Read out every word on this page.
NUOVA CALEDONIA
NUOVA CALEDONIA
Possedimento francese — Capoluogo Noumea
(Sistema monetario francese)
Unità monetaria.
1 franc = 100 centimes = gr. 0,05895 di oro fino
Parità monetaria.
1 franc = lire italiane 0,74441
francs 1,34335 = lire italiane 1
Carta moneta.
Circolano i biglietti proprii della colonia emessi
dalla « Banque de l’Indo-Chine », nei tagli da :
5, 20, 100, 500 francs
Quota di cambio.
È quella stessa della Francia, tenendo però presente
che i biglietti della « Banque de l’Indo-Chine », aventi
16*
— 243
#####
> _Your objective_
Find every line above that contains the word "francese", and return each one.

> _Solution to the problem_
Possedimento francese — Capoluogo Noumea
(Sistema monetario francese)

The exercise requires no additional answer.